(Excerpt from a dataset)
+++++

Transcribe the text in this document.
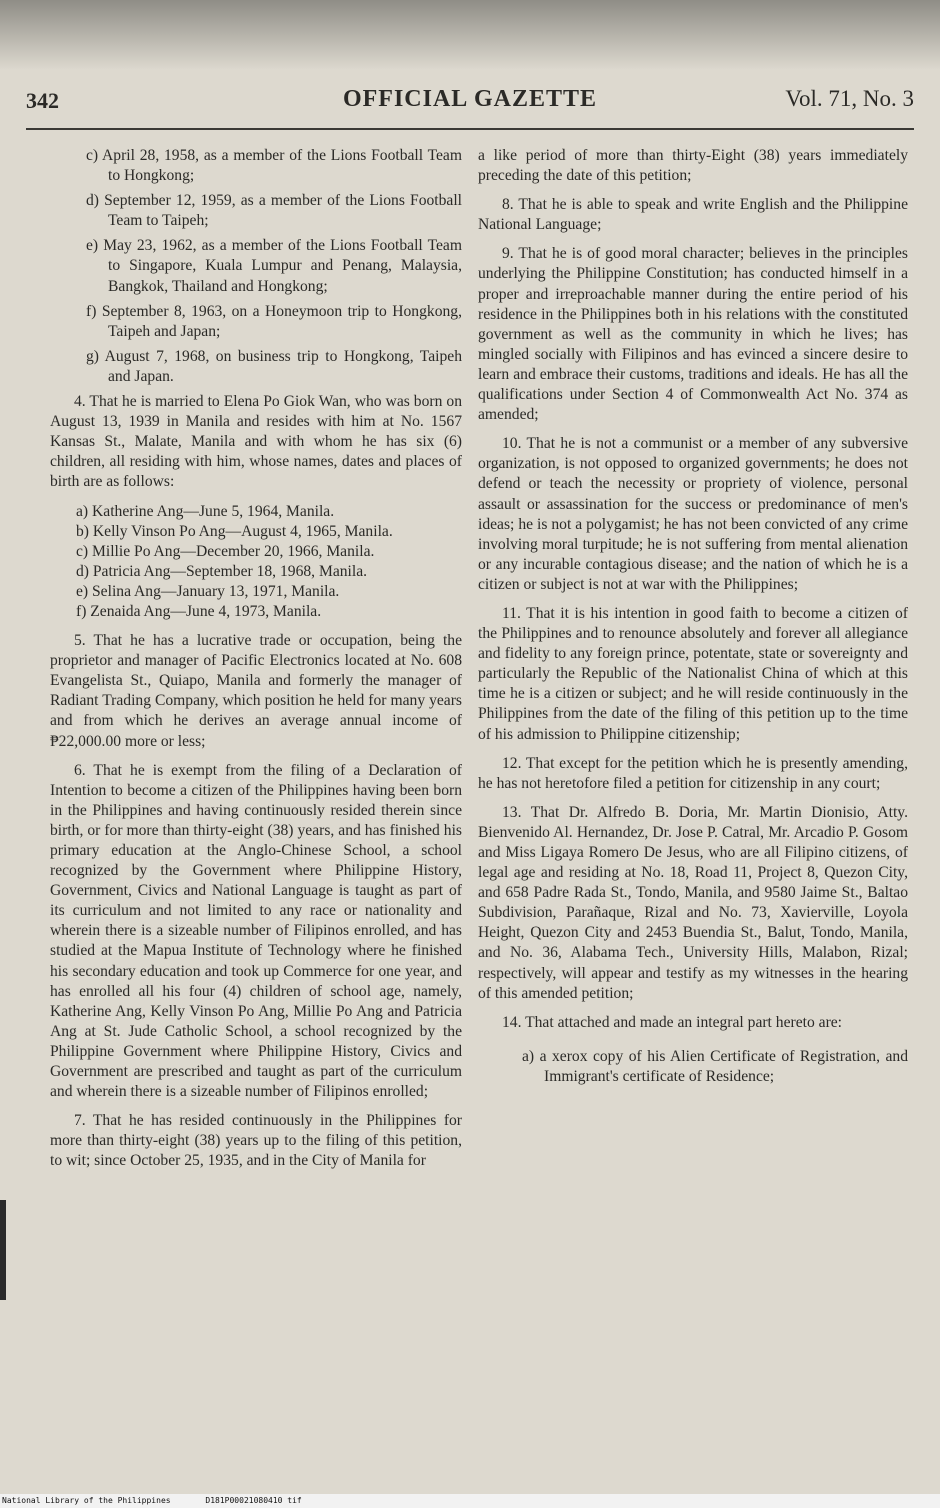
342	OFFICIAL GAZETTE	Vol. 71, No. 3

c) April 28, 1958, as a member of the Lions Football Team to Hongkong;

d) September 12, 1959, as a member of the Lions Football Team to Taipeh;

e) May 23, 1962, as a member of the Lions Football Team to Singapore, Kuala Lumpur and Penang, Malaysia, Bangkok, Thailand and Hongkong;

f) September 8, 1963, on a Honeymoon trip to Hongkong, Taipeh and Japan;

g) August 7, 1968, on business trip to Hongkong, Taipeh and Japan.

4. That he is married to Elena Po Giok Wan, who was born on August 13, 1939 in Manila and resides with him at No. 1567 Kansas St., Malate, Manila and with whom he has six (6) children, all residing with him, whose names, dates and places of birth are as follows:

a) Katherine Ang—June 5, 1964, Manila.

b) Kelly Vinson Po Ang—August 4, 1965, Manila.

c) Millie Po Ang—December 20, 1966, Manila.

d) Patricia Ang—September 18, 1968, Manila.

e) Selina Ang—January 13, 1971, Manila.

f) Zenaida Ang—June 4, 1973, Manila.

5. That he has a lucrative trade or occupation, being the proprietor and manager of Pacific Electronics located at No. 608 Evangelista St., Quiapo, Manila and formerly the manager of Radiant Trading Company, which position he held for many years and from which he derives an average annual income of ₱22,000.00 more or less;

6. That he is exempt from the filing of a Declaration of Intention to become a citizen of the Philippines having been born in the Philippines and having continuously resided therein since birth, or for more than thirty-eight (38) years, and has finished his primary education at the Anglo-Chinese School, a school recognized by the Government where Philippine History, Government, Civics and National Language is taught as part of its curriculum and not limited to any race or nationality and wherein there is a sizeable number of Filipinos enrolled, and has studied at the Mapua Institute of Technology where he finished his secondary education and took up Commerce for one year, and has enrolled all his four (4) children of school age, namely, Katherine Ang, Kelly Vinson Po Ang, Millie Po Ang and Patricia Ang at St. Jude Catholic School, a school recognized by the Philippine Government where Philippine History, Civics and Government are prescribed and taught as part of the curriculum and wherein there is a sizeable number of Filipinos enrolled;

7. That he has resided continuously in the Philippines for more than thirty-eight (38) years up to the filing of this petition, to wit; since October 25, 1935, and in the City of Manila for

a like period of more than thirty-Eight (38) years immediately preceding the date of this petition;

8. That he is able to speak and write English and the Philippine National Language;

9. That he is of good moral character; believes in the principles underlying the Philippine Constitution; has conducted himself in a proper and irreproachable manner during the entire period of his residence in the Philippines both in his relations with the constituted government as well as the community in which he lives; has mingled socially with Filipinos and has evinced a sincere desire to learn and embrace their customs, traditions and ideals. He has all the qualifications under Section 4 of Commonwealth Act No. 374 as amended;

10. That he is not a communist or a member of any subversive organization, is not opposed to organized governments; he does not defend or teach the necessity or propriety of violence, personal assault or assassination for the success or predominance of men's ideas; he is not a polygamist; he has not been convicted of any crime involving moral turpitude; he is not suffering from mental alienation or any incurable contagious disease; and the nation of which he is a citizen or subject is not at war with the Philippines;

11. That it is his intention in good faith to become a citizen of the Philippines and to renounce absolutely and forever all allegiance and fidelity to any foreign prince, potentate, state or sovereignty and particularly the Republic of the Nationalist China of which at this time he is a citizen or subject; and he will reside continuously in the Philippines from the date of the filing of this petition up to the time of his admission to Philippine citizenship;

12. That except for the petition which he is presently amending, he has not heretofore filed a petition for citizenship in any court;

13. That Dr. Alfredo B. Doria, Mr. Martin Dionisio, Atty. Bienvenido Al. Hernandez, Dr. Jose P. Catral, Mr. Arcadio P. Gosom and Miss Ligaya Romero De Jesus, who are all Filipino citizens, of legal age and residing at No. 18, Road 11, Project 8, Quezon City, and 658 Padre Rada St., Tondo, Manila, and 9580 Jaime St., Baltao Subdivision, Parañaque, Rizal and No. 73, Xavierville, Loyola Height, Quezon City and 2453 Buendia St., Balut, Tondo, Manila, and No. 36, Alabama Tech., University Hills, Malabon, Rizal; respectively, will appear and testify as my witnesses in the hearing of this amended petition;

14. That attached and made an integral part hereto are:

a) a xerox copy of his Alien Certificate of Registration, and Immigrant's certificate of Residence;

National Library of the Philippines	D181P00021080410 tif
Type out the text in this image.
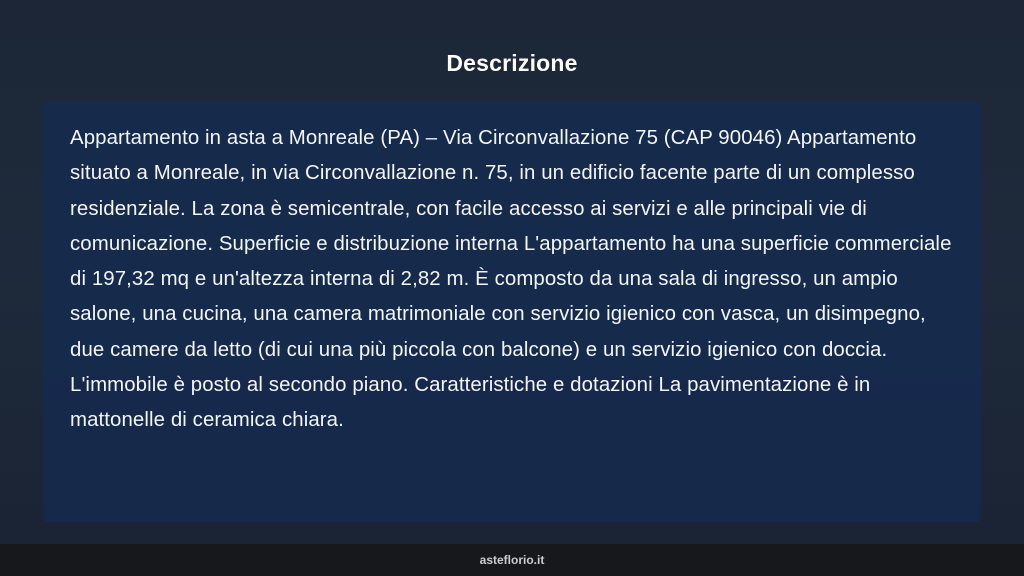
Descrizione

Appartamento in asta a Monreale (PA) – Via Circonvallazione 75 (CAP 90046) Appartamento situato a Monreale, in via Circonvallazione n. 75, in un edificio facente parte di un complesso residenziale. La zona è semicentrale, con facile accesso ai servizi e alle principali vie di comunicazione. Superficie e distribuzione interna L'appartamento ha una superficie commerciale di 197,32 mq e un'altezza interna di 2,82 m. È composto da una sala di ingresso, un ampio salone, una cucina, una camera matrimoniale con servizio igienico con vasca, un disimpegno, due camere da letto (di cui una più piccola con balcone) e un servizio igienico con doccia. L'immobile è posto al secondo piano. Caratteristiche e dotazioni La pavimentazione è in mattonelle di ceramica chiara.

asteflorio.it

+++++

PROBLEM DESCRIPTION: In your copy, leave out the pictures and reproduce the material above exactly.

WORKED SOLUTION:
Transcribe the text in this document.
342	OFFICIAL GAZETTE	Vol. 71, No. 3

c) April 28, 1958, as a member of the Lions Football Team to Hongkong;

d) September 12, 1959, as a member of the Lions Football Team to Taipeh;

e) May 23, 1962, as a member of the Lions Football Team to Singapore, Kuala Lumpur and Penang, Malaysia, Bangkok, Thailand and Hongkong;

f) September 8, 1963, on a Honeymoon trip to Hongkong, Taipeh and Japan;

g) August 7, 1968, on business trip to Hongkong, Taipeh and Japan.

4. That he is married to Elena Po Giok Wan, who was born on August 13, 1939 in Manila and resides with him at No. 1567 Kansas St., Malate, Manila and with whom he has six (6) children, all residing with him, whose names, dates and places of birth are as follows:

a) Katherine Ang—June 5, 1964, Manila.

b) Kelly Vinson Po Ang—August 4, 1965, Manila.

c) Millie Po Ang—December 20, 1966, Manila.

d) Patricia Ang—September 18, 1968, Manila.

e) Selina Ang—January 13, 1971, Manila.

f) Zenaida Ang—June 4, 1973, Manila.

5. That he has a lucrative trade or occupation, being the proprietor and manager of Pacific Electronics located at No. 608 Evangelista St., Quiapo, Manila and formerly the manager of Radiant Trading Company, which position he held for many years and from which he derives an average annual income of ₱22,000.00 more or less;

6. That he is exempt from the filing of a Declaration of Intention to become a citizen of the Philippines having been born in the Philippines and having continuously resided therein since birth, or for more than thirty-eight (38) years, and has finished his primary education at the Anglo-Chinese School, a school recognized by the Government where Philippine History, Government, Civics and National Language is taught as part of its curriculum and not limited to any race or nationality and wherein there is a sizeable number of Filipinos enrolled, and has studied at the Mapua Institute of Technology where he finished his secondary education and took up Commerce for one year, and has enrolled all his four (4) children of school age, namely, Katherine Ang, Kelly Vinson Po Ang, Millie Po Ang and Patricia Ang at St. Jude Catholic School, a school recognized by the Philippine Government where Philippine History, Civics and Government are prescribed and taught as part of the curriculum and wherein there is a sizeable number of Filipinos enrolled;

7. That he has resided continuously in the Philippines for more than thirty-eight (38) years up to the filing of this petition, to wit; since October 25, 1935, and in the City of Manila for

a like period of more than thirty-Eight (38) years immediately preceding the date of this petition;

8. That he is able to speak and write English and the Philippine National Language;

9. That he is of good moral character; believes in the principles underlying the Philippine Constitution; has conducted himself in a proper and irreproachable manner during the entire period of his residence in the Philippines both in his relations with the constituted government as well as the community in which he lives; has mingled socially with Filipinos and has evinced a sincere desire to learn and embrace their customs, traditions and ideals. He has all the qualifications under Section 4 of Commonwealth Act No. 374 as amended;

10. That he is not a communist or a member of any subversive organization, is not opposed to organized governments; he does not defend or teach the necessity or propriety of violence, personal assault or assassination for the success or predominance of men's ideas; he is not a polygamist; he has not been convicted of any crime involving moral turpitude; he is not suffering from mental alienation or any incurable contagious disease; and the nation of which he is a citizen or subject is not at war with the Philippines;

11. That it is his intention in good faith to become a citizen of the Philippines and to renounce absolutely and forever all allegiance and fidelity to any foreign prince, potentate, state or sovereignty and particularly the Republic of the Nationalist China of which at this time he is a citizen or subject; and he will reside continuously in the Philippines from the date of the filing of this petition up to the time of his admission to Philippine citizenship;

12. That except for the petition which he is presently amending, he has not heretofore filed a petition for citizenship in any court;

13. That Dr. Alfredo B. Doria, Mr. Martin Dionisio, Atty. Bienvenido Al. Hernandez, Dr. Jose P. Catral, Mr. Arcadio P. Gosom and Miss Ligaya Romero De Jesus, who are all Filipino citizens, of legal age and residing at No. 18, Road 11, Project 8, Quezon City, and 658 Padre Rada St., Tondo, Manila, and 9580 Jaime St., Baltao Subdivision, Parañaque, Rizal and No. 73, Xavierville, Loyola Height, Quezon City and 2453 Buendia St., Balut, Tondo, Manila, and No. 36, Alabama Tech., University Hills, Malabon, Rizal; respectively, will appear and testify as my witnesses in the hearing of this amended petition;

14. That attached and made an integral part hereto are:

a) a xerox copy of his Alien Certificate of Registration, and Immigrant's certificate of Residence;

National Library of the Philippines	D181P00021080410 tif
Type out the text in this image.
Descrizione

Appartamento in asta a Monreale (PA) – Via Circonvallazione 75 (CAP 90046) Appartamento situato a Monreale, in via Circonvallazione n. 75, in un edificio facente parte di un complesso residenziale. La zona è semicentrale, con facile accesso ai servizi e alle principali vie di comunicazione. Superficie e distribuzione interna L'appartamento ha una superficie commerciale di 197,32 mq e un'altezza interna di 2,82 m. È composto da una sala di ingresso, un ampio salone, una cucina, una camera matrimoniale con servizio igienico con vasca, un disimpegno, due camere da letto (di cui una più piccola con balcone) e un servizio igienico con doccia. L'immobile è posto al secondo piano. Caratteristiche e dotazioni La pavimentazione è in mattonelle di ceramica chiara.

asteflorio.it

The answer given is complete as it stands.